> _Required task_: Check each line of the listing below for the string "Inicialización", and copy the ones that have it.

> _Record excerpts_:
□ □ □ □

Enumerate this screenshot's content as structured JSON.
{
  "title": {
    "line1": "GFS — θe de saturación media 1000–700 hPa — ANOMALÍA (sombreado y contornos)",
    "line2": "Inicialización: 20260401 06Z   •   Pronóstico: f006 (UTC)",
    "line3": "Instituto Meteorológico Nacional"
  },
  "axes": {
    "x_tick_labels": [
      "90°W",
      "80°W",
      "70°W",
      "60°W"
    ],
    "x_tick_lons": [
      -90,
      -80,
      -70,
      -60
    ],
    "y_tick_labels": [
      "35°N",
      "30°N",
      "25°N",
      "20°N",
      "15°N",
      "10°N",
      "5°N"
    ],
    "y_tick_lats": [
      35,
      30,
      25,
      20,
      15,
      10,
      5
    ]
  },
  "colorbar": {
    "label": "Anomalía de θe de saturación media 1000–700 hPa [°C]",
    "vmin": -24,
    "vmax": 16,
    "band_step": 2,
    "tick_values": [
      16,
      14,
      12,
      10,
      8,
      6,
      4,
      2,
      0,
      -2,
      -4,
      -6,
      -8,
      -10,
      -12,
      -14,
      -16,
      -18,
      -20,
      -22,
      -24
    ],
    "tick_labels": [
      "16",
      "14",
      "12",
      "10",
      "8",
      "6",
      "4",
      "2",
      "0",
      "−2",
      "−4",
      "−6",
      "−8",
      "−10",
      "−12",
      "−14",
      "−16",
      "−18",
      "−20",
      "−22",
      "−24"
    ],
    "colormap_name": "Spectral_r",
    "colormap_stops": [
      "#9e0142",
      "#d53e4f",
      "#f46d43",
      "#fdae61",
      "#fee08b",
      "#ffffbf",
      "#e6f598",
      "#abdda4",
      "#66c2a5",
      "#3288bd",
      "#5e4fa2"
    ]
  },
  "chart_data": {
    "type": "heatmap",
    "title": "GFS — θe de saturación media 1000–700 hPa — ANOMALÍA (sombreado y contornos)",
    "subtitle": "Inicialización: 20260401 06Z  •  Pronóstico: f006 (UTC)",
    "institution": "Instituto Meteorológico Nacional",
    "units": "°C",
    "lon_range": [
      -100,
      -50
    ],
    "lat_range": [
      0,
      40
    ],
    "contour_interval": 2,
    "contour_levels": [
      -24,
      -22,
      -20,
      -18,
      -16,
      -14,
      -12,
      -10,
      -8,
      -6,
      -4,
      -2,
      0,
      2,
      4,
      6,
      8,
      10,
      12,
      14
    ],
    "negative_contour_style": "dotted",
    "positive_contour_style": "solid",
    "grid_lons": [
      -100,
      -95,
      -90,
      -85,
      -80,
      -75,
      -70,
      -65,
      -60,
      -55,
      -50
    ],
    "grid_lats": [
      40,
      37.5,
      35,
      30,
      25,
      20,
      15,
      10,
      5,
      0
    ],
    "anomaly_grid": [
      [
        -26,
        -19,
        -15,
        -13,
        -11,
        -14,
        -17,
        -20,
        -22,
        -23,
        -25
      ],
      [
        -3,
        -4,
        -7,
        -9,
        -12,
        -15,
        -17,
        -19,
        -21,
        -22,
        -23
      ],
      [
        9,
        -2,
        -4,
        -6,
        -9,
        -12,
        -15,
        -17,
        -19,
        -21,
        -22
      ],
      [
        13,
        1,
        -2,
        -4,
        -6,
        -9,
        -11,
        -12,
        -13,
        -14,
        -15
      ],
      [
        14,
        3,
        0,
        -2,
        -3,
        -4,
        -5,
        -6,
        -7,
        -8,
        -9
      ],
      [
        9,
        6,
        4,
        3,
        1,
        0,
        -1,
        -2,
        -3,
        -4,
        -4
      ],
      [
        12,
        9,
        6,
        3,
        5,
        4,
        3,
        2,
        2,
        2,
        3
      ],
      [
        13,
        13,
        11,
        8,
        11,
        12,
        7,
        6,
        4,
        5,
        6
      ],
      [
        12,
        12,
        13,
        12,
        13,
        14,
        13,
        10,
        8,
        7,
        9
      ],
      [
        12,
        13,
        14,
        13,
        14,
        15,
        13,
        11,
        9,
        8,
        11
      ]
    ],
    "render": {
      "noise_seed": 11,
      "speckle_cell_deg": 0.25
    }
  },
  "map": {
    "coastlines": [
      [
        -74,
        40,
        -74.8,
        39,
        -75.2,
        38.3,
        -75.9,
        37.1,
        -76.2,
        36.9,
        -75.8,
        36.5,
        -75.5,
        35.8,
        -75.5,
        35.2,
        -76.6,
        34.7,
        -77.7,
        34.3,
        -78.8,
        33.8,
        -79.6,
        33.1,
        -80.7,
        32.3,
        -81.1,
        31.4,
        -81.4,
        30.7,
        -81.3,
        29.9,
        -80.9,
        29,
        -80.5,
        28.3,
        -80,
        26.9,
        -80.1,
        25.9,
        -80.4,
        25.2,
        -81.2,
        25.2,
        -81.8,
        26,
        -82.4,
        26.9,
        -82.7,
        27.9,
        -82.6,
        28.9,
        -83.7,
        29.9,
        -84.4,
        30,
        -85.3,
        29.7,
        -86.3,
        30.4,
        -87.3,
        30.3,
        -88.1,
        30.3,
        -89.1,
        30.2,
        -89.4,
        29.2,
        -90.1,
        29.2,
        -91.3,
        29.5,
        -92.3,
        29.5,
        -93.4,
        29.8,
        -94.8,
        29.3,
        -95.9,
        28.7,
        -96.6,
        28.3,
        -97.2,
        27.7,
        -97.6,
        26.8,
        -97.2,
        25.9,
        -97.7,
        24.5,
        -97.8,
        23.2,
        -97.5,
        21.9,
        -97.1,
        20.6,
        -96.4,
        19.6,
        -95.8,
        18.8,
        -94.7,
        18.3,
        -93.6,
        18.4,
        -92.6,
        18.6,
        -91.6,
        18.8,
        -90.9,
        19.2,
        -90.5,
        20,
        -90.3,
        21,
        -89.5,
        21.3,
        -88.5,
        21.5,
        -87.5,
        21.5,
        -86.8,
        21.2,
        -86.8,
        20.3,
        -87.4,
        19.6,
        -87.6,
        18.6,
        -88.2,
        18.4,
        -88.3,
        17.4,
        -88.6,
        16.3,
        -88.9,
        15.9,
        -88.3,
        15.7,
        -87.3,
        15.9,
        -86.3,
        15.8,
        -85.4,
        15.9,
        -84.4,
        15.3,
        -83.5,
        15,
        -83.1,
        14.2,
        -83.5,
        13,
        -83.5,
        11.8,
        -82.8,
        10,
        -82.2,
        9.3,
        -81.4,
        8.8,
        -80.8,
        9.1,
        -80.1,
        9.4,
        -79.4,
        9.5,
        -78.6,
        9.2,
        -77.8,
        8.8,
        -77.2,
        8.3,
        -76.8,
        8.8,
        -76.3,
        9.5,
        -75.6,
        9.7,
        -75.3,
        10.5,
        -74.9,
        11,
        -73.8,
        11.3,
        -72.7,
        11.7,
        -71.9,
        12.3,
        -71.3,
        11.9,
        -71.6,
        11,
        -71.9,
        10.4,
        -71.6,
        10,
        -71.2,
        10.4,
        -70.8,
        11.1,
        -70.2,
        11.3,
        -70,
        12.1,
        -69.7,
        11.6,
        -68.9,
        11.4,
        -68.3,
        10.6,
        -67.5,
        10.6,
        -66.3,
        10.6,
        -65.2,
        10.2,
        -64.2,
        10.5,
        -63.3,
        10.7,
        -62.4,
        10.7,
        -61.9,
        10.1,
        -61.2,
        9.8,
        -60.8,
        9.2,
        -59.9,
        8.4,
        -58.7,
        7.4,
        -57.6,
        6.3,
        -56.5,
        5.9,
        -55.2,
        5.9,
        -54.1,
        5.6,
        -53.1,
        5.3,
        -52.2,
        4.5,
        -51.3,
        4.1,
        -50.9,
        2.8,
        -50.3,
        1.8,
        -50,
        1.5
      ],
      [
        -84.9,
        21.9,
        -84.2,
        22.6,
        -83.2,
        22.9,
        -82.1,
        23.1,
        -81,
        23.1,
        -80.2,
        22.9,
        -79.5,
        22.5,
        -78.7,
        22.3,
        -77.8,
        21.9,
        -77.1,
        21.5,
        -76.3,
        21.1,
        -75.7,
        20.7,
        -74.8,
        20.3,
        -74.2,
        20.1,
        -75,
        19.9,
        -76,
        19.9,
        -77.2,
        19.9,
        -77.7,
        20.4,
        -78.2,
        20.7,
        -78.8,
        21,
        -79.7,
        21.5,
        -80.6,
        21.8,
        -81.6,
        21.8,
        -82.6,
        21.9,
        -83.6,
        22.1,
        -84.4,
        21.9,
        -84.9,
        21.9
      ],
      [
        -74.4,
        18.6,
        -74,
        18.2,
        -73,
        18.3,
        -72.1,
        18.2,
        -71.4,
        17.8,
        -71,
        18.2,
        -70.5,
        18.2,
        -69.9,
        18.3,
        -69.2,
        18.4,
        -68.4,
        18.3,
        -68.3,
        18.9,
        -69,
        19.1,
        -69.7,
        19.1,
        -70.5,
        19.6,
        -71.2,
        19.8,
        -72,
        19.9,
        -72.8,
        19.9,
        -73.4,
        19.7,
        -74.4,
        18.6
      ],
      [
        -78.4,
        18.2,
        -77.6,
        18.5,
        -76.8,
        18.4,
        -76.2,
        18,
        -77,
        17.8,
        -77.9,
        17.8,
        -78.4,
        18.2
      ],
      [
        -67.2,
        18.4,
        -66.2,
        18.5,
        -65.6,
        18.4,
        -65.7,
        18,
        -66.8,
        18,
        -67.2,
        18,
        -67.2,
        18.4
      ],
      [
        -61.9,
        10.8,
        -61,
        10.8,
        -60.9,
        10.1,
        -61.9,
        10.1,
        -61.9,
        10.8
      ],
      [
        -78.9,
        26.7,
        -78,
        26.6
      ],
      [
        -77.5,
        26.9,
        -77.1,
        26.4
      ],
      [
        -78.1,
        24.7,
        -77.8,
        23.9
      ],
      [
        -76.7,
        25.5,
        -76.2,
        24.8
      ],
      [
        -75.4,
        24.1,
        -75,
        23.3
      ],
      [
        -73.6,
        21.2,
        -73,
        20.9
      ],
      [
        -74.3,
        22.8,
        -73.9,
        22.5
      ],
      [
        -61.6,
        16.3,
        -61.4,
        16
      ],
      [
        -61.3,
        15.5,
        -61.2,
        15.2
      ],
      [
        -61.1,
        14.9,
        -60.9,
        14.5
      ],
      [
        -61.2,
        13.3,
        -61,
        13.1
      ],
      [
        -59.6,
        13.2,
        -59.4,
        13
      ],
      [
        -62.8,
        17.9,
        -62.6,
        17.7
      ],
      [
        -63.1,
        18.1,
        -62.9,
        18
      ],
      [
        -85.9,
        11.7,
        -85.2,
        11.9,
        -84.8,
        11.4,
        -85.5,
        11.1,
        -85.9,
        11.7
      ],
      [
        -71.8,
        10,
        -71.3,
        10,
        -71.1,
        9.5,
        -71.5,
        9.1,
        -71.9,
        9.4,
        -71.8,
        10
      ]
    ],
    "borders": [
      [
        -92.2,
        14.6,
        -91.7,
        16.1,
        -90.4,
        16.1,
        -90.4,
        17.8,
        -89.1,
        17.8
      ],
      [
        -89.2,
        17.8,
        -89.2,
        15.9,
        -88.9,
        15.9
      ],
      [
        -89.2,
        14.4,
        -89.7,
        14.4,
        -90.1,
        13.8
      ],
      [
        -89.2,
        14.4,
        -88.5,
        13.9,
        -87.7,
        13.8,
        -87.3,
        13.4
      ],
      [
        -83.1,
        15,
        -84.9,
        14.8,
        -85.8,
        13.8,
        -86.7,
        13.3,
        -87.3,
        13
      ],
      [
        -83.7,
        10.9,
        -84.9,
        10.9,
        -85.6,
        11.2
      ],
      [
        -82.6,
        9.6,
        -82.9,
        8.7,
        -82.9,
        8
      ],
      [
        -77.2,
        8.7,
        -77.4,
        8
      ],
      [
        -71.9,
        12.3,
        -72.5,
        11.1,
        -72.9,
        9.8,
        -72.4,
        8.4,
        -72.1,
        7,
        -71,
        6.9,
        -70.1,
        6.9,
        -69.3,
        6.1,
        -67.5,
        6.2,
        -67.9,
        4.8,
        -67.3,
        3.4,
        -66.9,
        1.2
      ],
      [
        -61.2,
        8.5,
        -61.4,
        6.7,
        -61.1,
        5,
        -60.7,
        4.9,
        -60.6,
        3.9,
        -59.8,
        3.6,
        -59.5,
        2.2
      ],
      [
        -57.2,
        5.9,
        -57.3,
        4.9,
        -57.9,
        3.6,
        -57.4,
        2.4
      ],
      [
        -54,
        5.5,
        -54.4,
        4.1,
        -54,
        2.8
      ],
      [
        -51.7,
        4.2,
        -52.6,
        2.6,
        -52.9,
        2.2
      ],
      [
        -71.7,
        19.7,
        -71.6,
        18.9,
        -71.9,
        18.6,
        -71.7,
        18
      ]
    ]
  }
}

□ □ □ □

> _Expected answer_:
    "line2": "Inicialización: 20260401 06Z   •   Pronóstico: f006 (UTC)",
    "subtitle": "Inicialización: 20260401 06Z  •  Pronóstico: f006 (UTC)",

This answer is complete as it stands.